# Short exercise 1
According to the Docker health check article, what does the health-check-server return for a request to /status once it is in a failing state?
# Short exercise 2
Carry the Docker health check article forward from its final sentence.

# Source text
+---+
A software becomes failing state. When our software falls into a failing state we want to restart the software in order to keep the service running. Docker offers HEALTHCHECK functionality for the purpose. There are also some containers that have dependencies to other containers. In this case, the dependent containers must startup before the container starts up. We can also cover this case in a similar way.
HEALTHCHECK function is important when we want to run the container with orchestration system like Docker Swarm or Kubernetes because they can manage to keep those service running without downtime and loss of data. They start new container while one of containers becomes unhealthy.
You can find the complete source code here
The target folders for this post are health-check-server
and log-server
.
This is one of Docker learning series posts. If you want to learn Docker deeply, I highly recommend Learn Docker in a month of lunches.
- Start Docker from scratch
- Docker volume
- Bind host directory to Docker container for dev-env
- Communication with other Docker containers
- Run multi Docker containers with compose file
- Container’s dependency check and health check
- Override Docker compose file to have different environments
- Creating a cluster with Docker swarm and handling secrets
- Update and rollback without downtime in swarm mode
- Container optimization
- Visualizing log info with Fluentd, Elasticsearch and Kibana
Health check server
I created simple http server called health-check-server
. It listens to port 80 and when it receives a request http://localhost/hello/boss
it becomes failing state. The complete code is following. When the last request is BOSS its status becomes failing. When requesting /status
it returns HTTP error 500.
import * as restify from "restify";
import { Logger } from "./Logger";
const server = restify.createServer();
const logger = new Logger("restify-server");
let isLastRequestBoss = false;
function respond(
req: restify.Request,
res: restify.Response,
next: restify.Next
) {
logger.log(`GET request with param [${req.params.name}]`);
isLastRequestBoss = false;
if ((req.params.name as string).toUpperCase() === "BOSS") {
isLastRequestBoss = true;
}
res.send('hello ' + req.params.name);
next();
}
function healthCheck(
req: restify.Request,
res: restify.Response,
next: restify.Next
) {
res.send(isLastRequestBoss ? 500 : 200);
next();
}
server.get('/hello/:name', respond);
server.get('/status', healthCheck);
server.head('/hello/:name', respond);
const port = 80;
server.listen(port, function () {
logger.log(`${server.name} listening at ${server.url}`);
});
How to add HEALTHCHECK function
Dockerfile looks like this.
+---+
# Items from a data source
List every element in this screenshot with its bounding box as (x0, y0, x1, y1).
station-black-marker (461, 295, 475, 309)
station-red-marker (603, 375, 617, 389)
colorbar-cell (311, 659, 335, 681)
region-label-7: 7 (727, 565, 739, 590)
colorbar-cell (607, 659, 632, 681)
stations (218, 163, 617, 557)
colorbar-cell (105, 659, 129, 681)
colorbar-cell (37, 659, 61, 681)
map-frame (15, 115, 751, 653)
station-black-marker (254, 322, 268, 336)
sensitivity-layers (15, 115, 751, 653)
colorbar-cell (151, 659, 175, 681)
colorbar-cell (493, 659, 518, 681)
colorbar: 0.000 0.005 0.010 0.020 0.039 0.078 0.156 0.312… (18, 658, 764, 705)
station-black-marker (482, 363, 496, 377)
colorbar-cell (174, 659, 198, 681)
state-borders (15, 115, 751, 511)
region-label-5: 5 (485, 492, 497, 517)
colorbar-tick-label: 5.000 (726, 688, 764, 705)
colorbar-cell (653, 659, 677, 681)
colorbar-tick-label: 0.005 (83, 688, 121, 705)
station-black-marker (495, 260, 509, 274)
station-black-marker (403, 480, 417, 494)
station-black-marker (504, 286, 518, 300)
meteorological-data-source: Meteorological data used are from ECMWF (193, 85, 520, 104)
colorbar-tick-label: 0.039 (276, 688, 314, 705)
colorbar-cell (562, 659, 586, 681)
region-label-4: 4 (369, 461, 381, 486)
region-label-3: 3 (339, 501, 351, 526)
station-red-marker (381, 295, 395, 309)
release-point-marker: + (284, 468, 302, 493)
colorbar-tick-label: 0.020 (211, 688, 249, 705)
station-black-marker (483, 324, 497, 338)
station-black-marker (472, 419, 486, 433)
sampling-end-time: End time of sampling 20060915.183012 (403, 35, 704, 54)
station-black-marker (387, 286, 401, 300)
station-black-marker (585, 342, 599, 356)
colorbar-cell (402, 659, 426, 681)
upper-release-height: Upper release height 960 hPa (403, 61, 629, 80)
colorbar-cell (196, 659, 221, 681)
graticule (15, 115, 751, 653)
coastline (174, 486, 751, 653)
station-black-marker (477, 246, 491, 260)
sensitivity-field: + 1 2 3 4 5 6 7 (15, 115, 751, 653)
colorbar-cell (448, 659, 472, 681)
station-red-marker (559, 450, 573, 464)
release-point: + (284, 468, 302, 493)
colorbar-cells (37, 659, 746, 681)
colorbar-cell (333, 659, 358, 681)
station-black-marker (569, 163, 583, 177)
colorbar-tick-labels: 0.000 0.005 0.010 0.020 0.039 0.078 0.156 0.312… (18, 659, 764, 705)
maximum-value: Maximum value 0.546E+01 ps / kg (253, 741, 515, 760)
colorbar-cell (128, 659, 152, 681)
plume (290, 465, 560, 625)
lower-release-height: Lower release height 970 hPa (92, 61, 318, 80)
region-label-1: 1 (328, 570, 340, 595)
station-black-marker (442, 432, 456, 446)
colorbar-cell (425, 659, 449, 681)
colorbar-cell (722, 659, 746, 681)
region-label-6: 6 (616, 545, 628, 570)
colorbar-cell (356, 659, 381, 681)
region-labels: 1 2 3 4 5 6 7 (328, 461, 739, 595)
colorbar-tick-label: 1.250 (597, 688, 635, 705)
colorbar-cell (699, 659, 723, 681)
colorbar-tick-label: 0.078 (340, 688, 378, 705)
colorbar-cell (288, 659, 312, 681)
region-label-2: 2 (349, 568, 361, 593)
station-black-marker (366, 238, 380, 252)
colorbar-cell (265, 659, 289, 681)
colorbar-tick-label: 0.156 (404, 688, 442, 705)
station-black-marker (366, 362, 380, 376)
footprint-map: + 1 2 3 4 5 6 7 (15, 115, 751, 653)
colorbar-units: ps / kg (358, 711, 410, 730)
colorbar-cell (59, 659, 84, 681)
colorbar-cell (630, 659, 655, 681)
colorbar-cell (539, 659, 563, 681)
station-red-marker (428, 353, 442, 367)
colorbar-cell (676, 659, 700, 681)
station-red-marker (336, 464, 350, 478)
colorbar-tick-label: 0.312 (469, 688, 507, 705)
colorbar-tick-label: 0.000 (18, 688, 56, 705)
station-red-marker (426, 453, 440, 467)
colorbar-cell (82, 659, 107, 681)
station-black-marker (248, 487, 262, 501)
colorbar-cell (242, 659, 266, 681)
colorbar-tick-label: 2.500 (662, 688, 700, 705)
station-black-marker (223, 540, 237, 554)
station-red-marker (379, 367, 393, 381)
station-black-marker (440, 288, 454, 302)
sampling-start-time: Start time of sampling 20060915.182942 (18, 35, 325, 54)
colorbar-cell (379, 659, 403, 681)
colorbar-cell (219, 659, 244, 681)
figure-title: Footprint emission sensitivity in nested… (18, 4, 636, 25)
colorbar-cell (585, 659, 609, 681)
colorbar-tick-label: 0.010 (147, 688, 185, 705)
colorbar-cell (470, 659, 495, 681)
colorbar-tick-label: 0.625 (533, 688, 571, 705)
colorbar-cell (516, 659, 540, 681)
+---+
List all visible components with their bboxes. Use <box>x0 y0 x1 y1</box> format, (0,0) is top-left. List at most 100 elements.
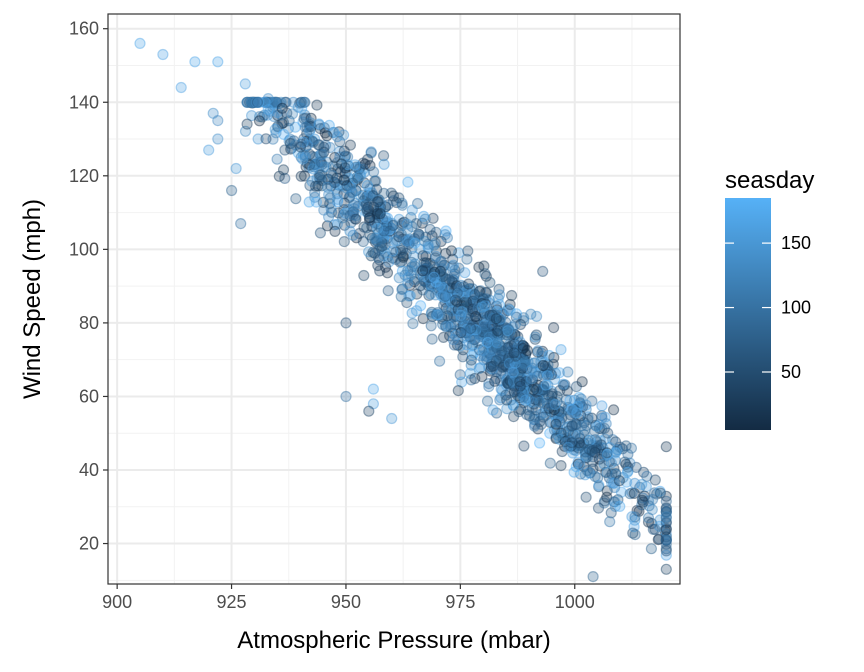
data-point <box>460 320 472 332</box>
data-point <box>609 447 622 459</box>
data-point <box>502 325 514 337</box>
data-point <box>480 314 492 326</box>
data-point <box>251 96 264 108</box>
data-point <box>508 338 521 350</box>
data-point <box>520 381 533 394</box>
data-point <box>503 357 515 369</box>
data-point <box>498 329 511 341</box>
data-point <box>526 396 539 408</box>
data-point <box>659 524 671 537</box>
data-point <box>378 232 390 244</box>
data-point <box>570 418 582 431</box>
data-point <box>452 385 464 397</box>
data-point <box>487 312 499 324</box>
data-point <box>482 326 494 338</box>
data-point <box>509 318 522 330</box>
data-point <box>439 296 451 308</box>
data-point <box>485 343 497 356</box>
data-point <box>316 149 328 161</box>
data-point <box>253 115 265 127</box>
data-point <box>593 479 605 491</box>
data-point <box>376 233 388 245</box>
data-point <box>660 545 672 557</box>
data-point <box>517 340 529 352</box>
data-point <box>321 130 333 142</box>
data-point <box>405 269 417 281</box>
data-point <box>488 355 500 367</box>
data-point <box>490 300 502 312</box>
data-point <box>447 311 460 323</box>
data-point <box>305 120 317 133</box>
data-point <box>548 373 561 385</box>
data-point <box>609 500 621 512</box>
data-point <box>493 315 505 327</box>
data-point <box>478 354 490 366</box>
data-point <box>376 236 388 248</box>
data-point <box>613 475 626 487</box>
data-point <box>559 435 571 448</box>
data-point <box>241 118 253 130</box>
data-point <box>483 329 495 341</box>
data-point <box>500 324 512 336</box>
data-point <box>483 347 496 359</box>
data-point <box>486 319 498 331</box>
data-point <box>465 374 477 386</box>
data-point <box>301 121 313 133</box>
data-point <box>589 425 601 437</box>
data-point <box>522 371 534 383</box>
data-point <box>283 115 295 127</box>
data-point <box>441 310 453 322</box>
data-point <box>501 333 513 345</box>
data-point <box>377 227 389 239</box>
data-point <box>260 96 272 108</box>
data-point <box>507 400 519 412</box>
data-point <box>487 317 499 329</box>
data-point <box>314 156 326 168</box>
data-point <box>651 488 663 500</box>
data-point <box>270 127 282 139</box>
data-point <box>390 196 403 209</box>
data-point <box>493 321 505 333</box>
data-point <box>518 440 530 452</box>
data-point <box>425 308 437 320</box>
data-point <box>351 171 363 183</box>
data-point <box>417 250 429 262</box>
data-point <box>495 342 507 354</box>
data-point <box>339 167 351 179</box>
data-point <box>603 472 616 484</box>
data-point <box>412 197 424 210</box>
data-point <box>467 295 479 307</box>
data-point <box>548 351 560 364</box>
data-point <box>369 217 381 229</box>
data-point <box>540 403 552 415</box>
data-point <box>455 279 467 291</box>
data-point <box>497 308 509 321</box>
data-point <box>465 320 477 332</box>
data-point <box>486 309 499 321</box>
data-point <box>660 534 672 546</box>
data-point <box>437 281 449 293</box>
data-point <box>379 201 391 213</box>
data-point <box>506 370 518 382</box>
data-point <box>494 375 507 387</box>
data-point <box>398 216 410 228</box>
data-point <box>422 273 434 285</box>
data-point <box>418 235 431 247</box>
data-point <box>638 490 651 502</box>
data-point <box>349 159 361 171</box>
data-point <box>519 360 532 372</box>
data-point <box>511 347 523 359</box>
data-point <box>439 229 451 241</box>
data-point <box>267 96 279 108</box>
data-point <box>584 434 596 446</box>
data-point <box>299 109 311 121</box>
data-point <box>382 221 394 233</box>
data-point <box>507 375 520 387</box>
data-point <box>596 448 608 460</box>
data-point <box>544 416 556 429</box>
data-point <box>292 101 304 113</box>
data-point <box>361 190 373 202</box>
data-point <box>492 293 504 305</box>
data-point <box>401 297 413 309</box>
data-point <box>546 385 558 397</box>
+---+
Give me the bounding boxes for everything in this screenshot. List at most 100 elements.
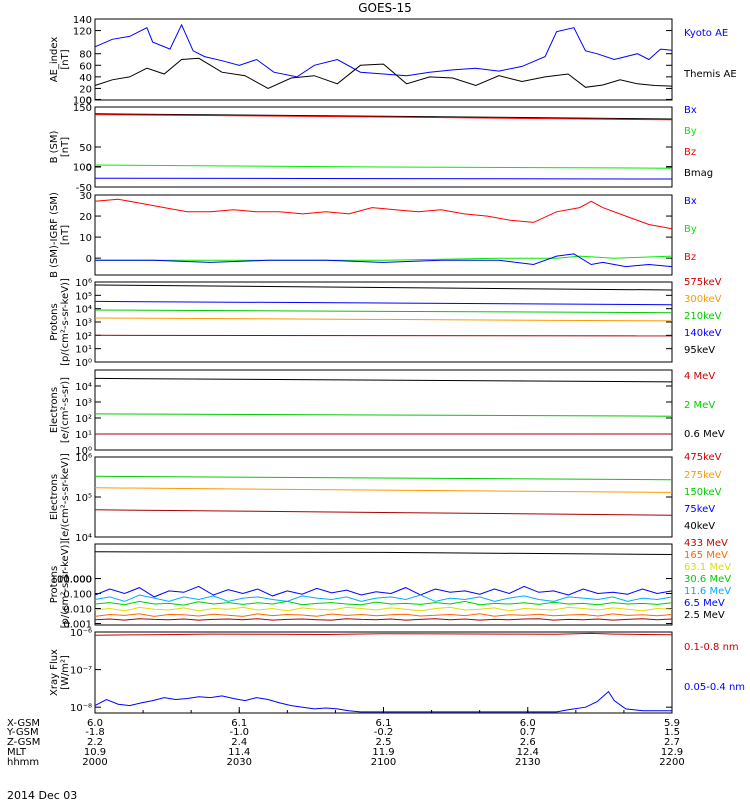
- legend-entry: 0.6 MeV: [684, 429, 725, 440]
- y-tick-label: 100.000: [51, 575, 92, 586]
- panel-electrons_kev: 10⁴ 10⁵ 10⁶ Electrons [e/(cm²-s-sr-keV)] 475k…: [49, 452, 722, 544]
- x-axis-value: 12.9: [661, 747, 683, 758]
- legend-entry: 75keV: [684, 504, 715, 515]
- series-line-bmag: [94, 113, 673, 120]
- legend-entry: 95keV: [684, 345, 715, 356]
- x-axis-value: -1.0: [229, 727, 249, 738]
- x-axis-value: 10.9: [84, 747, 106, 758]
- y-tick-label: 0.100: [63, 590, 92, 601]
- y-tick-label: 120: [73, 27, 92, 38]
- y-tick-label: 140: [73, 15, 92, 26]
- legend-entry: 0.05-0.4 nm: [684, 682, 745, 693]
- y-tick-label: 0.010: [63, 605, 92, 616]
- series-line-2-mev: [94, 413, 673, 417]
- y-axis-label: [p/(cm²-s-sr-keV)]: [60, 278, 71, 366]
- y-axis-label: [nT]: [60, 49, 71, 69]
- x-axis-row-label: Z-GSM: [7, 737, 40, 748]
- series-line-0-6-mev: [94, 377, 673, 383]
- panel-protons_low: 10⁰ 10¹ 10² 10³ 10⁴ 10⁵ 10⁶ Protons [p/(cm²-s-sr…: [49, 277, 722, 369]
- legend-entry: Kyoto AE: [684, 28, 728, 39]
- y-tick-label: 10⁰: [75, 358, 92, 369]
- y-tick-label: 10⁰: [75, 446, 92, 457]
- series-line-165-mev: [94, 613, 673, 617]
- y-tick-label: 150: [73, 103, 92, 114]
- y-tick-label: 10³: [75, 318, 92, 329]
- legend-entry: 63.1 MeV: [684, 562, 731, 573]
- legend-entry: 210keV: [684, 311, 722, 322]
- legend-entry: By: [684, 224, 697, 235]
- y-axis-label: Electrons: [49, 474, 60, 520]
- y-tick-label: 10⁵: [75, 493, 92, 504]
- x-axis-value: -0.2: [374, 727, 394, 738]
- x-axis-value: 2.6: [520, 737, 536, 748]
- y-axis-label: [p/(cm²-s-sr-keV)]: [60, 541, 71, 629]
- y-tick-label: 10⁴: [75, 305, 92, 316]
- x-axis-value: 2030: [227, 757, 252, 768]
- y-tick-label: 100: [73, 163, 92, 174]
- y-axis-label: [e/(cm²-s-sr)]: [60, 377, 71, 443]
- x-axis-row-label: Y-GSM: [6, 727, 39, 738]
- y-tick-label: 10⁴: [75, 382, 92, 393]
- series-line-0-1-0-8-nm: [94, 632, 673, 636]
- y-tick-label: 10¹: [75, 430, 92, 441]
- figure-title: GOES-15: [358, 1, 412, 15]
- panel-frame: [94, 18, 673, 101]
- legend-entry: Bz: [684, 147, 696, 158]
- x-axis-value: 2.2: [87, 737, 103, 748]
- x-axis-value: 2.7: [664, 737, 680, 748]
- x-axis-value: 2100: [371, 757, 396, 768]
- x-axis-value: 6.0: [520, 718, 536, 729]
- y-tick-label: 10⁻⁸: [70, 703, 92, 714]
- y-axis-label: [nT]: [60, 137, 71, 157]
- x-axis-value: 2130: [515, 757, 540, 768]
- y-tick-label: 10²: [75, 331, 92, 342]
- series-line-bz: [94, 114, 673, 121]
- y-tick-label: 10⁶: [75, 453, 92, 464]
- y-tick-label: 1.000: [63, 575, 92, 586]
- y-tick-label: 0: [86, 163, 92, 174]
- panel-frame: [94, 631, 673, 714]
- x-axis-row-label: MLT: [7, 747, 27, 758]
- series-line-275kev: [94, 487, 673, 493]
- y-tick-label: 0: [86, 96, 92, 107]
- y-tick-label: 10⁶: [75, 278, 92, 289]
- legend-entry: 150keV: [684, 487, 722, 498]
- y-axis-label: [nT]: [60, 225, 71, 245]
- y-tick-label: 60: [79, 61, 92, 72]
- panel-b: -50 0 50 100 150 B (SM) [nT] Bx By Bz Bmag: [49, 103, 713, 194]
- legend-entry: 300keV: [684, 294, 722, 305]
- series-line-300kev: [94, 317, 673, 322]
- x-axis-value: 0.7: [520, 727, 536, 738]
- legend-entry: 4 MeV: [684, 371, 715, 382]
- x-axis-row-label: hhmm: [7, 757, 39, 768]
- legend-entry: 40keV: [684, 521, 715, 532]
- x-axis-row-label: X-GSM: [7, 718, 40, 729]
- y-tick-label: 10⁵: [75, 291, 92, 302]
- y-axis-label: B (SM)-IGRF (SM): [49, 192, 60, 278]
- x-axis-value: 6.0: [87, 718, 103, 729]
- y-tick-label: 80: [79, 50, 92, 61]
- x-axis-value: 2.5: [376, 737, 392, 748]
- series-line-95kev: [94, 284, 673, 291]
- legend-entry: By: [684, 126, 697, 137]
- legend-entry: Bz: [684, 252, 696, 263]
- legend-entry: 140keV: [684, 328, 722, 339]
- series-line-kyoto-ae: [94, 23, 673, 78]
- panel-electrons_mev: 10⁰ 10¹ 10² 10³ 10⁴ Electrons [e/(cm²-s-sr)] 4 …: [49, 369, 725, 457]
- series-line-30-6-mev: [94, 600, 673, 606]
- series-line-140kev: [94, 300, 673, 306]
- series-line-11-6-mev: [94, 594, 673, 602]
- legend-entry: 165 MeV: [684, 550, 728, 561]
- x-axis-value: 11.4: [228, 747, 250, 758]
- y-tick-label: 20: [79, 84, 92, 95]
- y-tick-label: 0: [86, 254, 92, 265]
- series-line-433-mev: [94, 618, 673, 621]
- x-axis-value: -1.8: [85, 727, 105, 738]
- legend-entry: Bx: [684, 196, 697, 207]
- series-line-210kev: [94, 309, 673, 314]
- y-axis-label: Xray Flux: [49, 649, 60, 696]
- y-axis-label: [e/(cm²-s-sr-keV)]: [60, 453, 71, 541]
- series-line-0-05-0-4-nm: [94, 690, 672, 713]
+---+
# Reply 1
It returns HTTP error 500.

# Reply 2
FROM yuto/nodejs
EXPOSE 80
ENV LOGGER_API_URL="http://log-server:80/"
CMD node ./lib/server.js
HEALTHCHECK --interval=1s --timeout=5s --start-period=5s --retries=3 \
CMD curl --fail http://localhost/status || exit 1
WORKDIR /app
COPY ./node_modules/ /app/node_modules/
COPY ./dist/ /app/
We can specify a command how to check the container status. HEALTHCHECK expects following exit codes. Therefore, || exit 1
is added to the curl command because curl command can return other exit codes.
- 0: success
- 1: unhealthy
- 2: reserved – shouldn’t be used
Several options are specified for the health check. Let’s see the meaning of them. These variables can be defined in docker-compose file too.
- interval: interval of the health check command execution. First command execution is after specified time elapsed after the container starts up
- timeout: if health check command takes longer than this time it treats as fail
- start-period: if health check command returns 1 in this period it doesn’t treat as failing.
- retries: if the health check command returns 1 specified times in a row the container status becomes unhealthy
Check the Health status
Let’s start the containers and send some requests.
# Run these commands if you haven't created log-server image
cd log-server
# docker image build -t log-server .
npm run dbuild
# docker container run --rm -p 8001:80 --name log-server --network log-test-nat log-server
npm run dstart
# Run these commands in different window
cd health-check-server
# docker image build -t health-check-server:v1 .
npm run dbuild
# docker container run --rm -p 8003:80 --name health-check-server --network log-test-nat health-check-server:v1
npm run dstart
Let’s check the health status first before sending some requests. The health status can be checked by docker inspect <container name>
. The result looks like this below. The status is running and the Health.status is healthy.
$ docker inspect health-check-server
...
"State": {
"Status": "running",
"Running": true,
"Paused": false,
"Restarting": false,
"OOMKilled": false,
"Dead": false,
"Pid": 7257,
"ExitCode": 0,
"Error": "",
"StartedAt": "2020-11-11T19:12:45.3440068Z",
"FinishedAt": "0001-01-01T00:00:00Z",
"Health": {
"Status": "healthy",
Send some requests.
# Check the current status
$ curl --fail http://localhost:8003/status
# Turn the status fail
$ curl http://localhost:8003/hello/BOSS
"hello BOSS"
$ curl --fail http://localhost:8003/status
curl: (22) The requested URL returned error: 500 Internal Server Error
# Turn the status success again
$ curl http://localhost:8003/hello/hey
"hello hey"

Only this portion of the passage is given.